Part of a data file
━━━
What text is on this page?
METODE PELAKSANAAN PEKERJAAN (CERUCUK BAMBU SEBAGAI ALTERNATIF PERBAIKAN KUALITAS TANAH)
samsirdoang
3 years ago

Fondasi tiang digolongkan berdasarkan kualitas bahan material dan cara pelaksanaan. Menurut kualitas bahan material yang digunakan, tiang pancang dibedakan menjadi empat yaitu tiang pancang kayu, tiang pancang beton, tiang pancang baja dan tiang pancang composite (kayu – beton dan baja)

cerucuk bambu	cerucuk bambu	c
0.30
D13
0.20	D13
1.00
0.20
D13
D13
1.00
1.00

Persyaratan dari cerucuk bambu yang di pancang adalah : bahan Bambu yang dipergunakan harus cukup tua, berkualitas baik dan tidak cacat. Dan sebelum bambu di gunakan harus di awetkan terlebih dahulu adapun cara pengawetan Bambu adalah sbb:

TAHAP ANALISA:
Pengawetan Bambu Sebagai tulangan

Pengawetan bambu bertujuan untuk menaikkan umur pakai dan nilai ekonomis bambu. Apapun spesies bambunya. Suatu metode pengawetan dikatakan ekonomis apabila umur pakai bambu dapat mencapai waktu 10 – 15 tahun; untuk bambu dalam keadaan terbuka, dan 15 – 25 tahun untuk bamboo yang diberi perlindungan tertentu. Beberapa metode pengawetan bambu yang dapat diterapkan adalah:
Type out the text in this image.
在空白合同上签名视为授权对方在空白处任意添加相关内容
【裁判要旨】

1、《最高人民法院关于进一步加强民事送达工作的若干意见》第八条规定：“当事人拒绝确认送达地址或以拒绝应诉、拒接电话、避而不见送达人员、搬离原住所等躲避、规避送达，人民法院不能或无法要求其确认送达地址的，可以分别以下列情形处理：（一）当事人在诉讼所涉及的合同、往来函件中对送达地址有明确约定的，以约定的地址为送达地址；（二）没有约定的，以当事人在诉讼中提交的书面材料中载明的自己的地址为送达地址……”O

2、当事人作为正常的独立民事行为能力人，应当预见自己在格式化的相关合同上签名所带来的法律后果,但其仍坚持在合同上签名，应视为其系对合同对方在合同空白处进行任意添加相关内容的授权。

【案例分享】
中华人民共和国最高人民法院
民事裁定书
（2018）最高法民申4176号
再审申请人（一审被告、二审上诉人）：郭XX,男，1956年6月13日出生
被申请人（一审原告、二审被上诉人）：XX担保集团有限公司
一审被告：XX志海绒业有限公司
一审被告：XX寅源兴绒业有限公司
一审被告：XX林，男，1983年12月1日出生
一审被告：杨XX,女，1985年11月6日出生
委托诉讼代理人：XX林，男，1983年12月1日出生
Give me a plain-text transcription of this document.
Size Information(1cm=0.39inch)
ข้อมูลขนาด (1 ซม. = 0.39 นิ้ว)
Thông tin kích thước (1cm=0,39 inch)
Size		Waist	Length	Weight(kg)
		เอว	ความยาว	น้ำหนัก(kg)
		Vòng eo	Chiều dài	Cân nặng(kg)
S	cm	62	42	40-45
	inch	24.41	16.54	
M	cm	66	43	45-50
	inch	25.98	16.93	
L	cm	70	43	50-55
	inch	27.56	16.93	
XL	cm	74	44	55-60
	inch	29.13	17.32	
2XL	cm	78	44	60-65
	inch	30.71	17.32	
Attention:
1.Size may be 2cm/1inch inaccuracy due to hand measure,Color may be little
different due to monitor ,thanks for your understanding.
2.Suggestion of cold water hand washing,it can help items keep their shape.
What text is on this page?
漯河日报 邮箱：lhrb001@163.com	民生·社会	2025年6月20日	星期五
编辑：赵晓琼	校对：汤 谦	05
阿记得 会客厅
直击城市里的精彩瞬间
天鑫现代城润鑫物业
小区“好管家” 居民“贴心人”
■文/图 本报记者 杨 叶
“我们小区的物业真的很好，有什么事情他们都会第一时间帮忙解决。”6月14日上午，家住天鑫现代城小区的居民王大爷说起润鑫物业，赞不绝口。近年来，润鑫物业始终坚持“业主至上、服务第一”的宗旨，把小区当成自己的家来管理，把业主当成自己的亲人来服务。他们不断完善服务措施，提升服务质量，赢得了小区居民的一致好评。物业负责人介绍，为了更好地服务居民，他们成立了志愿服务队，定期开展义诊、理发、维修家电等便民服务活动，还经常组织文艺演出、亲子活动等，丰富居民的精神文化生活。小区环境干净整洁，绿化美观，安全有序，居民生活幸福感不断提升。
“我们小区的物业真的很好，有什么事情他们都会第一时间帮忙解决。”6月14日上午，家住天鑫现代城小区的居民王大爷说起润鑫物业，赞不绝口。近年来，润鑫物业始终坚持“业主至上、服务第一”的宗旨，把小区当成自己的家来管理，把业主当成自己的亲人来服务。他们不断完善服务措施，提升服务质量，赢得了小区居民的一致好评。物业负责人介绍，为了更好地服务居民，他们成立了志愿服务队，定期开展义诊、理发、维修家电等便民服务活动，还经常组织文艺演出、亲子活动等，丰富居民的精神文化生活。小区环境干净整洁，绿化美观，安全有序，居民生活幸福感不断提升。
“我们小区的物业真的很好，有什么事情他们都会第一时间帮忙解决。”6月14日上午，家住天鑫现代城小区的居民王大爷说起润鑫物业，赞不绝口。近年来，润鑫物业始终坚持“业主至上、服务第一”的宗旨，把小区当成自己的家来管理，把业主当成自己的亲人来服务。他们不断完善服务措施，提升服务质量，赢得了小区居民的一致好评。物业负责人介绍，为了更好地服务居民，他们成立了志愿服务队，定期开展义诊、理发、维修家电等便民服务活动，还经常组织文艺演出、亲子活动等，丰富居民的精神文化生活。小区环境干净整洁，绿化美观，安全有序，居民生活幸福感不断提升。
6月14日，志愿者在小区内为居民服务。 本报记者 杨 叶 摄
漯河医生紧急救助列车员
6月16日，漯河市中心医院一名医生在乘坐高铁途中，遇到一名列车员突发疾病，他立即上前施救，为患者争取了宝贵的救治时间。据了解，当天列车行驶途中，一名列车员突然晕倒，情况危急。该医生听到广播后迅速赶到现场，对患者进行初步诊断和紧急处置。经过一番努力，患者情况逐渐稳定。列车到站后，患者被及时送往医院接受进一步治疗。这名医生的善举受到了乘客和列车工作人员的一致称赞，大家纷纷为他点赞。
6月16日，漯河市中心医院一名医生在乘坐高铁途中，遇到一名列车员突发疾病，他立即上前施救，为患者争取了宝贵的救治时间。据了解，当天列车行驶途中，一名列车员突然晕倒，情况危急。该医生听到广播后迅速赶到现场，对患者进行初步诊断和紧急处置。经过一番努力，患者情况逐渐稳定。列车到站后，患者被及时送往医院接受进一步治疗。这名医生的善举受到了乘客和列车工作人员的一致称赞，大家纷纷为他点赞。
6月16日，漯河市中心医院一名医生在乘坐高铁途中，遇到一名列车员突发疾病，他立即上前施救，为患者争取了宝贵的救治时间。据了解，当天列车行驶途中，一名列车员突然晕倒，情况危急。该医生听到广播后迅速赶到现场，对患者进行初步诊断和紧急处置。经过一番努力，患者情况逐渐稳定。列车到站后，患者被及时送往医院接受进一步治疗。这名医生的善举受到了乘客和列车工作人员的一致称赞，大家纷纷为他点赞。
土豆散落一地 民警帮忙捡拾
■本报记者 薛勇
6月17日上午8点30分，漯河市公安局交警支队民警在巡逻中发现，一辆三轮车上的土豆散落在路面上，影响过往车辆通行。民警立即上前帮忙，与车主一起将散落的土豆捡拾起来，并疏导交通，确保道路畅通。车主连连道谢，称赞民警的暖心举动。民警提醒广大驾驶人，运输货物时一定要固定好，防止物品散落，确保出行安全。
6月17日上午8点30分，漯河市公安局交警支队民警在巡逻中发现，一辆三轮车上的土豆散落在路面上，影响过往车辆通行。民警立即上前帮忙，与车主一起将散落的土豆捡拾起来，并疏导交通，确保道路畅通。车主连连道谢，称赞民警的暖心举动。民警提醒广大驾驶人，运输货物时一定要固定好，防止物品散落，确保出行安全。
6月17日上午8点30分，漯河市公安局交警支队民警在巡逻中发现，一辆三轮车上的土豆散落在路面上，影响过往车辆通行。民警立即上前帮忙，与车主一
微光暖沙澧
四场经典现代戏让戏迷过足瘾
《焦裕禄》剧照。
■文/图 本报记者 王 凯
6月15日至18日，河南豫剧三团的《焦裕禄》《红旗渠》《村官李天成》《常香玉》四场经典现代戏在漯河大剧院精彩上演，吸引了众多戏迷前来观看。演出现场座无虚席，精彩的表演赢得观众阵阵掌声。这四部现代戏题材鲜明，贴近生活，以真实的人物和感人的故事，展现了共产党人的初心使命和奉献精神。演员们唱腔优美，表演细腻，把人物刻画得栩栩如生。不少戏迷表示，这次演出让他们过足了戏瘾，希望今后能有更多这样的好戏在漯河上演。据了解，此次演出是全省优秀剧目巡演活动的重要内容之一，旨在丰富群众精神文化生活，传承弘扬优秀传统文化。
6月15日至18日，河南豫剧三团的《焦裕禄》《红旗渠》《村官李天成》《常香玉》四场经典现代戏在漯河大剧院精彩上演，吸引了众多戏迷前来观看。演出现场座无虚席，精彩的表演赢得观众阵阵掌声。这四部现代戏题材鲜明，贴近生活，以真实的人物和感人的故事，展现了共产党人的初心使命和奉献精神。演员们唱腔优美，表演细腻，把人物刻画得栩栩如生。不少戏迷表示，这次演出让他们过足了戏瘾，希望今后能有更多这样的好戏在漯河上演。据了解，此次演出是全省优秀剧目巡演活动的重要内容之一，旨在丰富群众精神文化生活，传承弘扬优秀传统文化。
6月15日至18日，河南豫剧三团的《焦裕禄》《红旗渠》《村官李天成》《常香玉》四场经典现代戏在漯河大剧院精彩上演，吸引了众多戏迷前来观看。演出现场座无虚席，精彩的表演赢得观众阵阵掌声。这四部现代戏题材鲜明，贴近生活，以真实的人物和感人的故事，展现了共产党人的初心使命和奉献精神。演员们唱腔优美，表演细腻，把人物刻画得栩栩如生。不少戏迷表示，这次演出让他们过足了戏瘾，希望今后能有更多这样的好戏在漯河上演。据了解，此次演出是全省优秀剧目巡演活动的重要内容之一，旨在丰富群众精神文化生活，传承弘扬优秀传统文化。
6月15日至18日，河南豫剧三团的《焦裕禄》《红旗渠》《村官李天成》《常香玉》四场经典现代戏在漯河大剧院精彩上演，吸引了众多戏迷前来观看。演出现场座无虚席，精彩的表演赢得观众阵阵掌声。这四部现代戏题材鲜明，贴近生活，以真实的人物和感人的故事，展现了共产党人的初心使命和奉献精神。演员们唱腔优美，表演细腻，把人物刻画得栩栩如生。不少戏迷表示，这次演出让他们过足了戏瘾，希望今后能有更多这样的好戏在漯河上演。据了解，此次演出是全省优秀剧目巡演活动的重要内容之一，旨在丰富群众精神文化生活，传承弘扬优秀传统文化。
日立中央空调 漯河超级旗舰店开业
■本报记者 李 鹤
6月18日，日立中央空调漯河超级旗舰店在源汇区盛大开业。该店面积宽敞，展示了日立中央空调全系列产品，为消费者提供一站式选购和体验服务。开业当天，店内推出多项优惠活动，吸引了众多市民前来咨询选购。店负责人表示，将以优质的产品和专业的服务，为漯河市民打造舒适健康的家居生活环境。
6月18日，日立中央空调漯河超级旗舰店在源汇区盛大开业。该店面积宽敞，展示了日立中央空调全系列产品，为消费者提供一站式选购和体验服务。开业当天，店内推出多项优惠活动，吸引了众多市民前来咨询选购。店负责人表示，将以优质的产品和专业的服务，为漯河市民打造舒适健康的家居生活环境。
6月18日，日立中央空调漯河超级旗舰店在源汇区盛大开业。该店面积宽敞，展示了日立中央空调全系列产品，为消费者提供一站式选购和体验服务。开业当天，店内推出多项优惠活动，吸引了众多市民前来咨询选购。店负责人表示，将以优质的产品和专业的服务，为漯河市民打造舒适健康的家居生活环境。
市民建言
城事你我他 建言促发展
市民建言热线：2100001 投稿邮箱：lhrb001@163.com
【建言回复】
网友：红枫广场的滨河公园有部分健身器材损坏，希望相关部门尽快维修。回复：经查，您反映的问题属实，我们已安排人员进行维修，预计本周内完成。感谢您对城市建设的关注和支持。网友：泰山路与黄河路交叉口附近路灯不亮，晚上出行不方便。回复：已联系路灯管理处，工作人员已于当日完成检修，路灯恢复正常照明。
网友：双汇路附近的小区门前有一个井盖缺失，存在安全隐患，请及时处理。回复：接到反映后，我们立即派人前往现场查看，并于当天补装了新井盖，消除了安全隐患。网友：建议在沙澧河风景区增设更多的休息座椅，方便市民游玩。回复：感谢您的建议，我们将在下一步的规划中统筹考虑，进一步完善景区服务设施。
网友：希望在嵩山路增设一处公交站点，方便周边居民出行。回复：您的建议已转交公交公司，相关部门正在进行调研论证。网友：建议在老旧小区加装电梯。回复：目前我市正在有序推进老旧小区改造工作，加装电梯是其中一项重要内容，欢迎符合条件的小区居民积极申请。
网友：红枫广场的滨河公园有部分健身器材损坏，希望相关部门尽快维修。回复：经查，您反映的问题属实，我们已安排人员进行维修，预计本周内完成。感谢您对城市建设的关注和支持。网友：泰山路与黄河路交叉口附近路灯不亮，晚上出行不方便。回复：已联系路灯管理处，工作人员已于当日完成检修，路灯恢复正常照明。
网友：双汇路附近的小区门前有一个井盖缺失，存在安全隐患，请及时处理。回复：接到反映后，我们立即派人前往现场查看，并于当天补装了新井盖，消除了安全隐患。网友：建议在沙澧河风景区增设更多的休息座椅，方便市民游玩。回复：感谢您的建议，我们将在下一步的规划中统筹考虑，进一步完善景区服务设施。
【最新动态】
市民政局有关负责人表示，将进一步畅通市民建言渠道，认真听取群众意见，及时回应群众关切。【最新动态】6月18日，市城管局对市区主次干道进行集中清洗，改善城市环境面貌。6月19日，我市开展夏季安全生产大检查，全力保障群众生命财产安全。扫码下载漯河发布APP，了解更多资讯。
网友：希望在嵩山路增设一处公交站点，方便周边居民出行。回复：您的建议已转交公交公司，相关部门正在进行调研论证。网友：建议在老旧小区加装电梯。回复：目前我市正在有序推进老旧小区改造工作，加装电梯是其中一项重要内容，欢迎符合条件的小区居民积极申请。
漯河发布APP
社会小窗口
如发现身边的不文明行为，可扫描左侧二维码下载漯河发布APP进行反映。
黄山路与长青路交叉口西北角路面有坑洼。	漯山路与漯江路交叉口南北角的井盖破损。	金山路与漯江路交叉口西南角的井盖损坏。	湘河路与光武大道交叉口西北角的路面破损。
━━━
Search the data for "Size". Copy every matching line.

> [The response]
Size Information(1cm=0.39inch)
Size		Waist	Length	Weight(kg)
1.Size may be 2cm/1inch inaccuracy due to hand measure,Color may be little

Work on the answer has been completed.